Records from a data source
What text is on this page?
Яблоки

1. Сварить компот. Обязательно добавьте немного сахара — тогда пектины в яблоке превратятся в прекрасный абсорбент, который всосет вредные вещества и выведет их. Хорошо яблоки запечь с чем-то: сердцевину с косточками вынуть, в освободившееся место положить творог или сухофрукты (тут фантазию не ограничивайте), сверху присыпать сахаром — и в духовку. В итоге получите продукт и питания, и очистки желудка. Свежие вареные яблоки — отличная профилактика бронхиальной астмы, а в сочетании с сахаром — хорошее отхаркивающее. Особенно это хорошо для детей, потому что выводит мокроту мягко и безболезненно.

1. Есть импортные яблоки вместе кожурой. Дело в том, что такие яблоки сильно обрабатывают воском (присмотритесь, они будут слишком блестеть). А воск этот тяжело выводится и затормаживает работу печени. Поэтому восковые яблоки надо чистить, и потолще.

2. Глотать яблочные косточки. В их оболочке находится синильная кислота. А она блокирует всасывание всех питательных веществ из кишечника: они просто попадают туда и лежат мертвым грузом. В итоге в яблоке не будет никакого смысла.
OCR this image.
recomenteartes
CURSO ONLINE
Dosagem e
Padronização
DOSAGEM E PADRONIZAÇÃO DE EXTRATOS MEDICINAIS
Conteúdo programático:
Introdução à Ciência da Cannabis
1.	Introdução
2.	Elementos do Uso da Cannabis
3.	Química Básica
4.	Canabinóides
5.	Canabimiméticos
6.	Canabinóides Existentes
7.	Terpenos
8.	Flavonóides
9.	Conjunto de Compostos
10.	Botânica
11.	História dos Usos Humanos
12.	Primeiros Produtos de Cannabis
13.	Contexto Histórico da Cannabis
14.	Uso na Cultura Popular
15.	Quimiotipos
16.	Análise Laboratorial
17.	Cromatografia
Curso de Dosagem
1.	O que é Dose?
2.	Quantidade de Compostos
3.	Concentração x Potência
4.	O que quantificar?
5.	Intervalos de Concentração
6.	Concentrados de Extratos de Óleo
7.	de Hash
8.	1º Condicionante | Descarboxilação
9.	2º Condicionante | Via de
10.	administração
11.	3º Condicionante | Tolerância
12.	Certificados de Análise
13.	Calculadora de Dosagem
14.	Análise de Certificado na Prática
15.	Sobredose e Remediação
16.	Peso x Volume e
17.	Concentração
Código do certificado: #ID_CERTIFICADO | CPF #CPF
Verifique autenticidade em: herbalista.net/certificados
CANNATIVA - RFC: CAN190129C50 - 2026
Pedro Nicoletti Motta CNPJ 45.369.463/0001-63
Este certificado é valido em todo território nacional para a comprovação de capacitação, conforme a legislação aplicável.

Task description
Copy out every line from the records that has the word "Compostos".

Answer for the task
9.	Conjunto de Compostos
2.	Quantidade de Compostos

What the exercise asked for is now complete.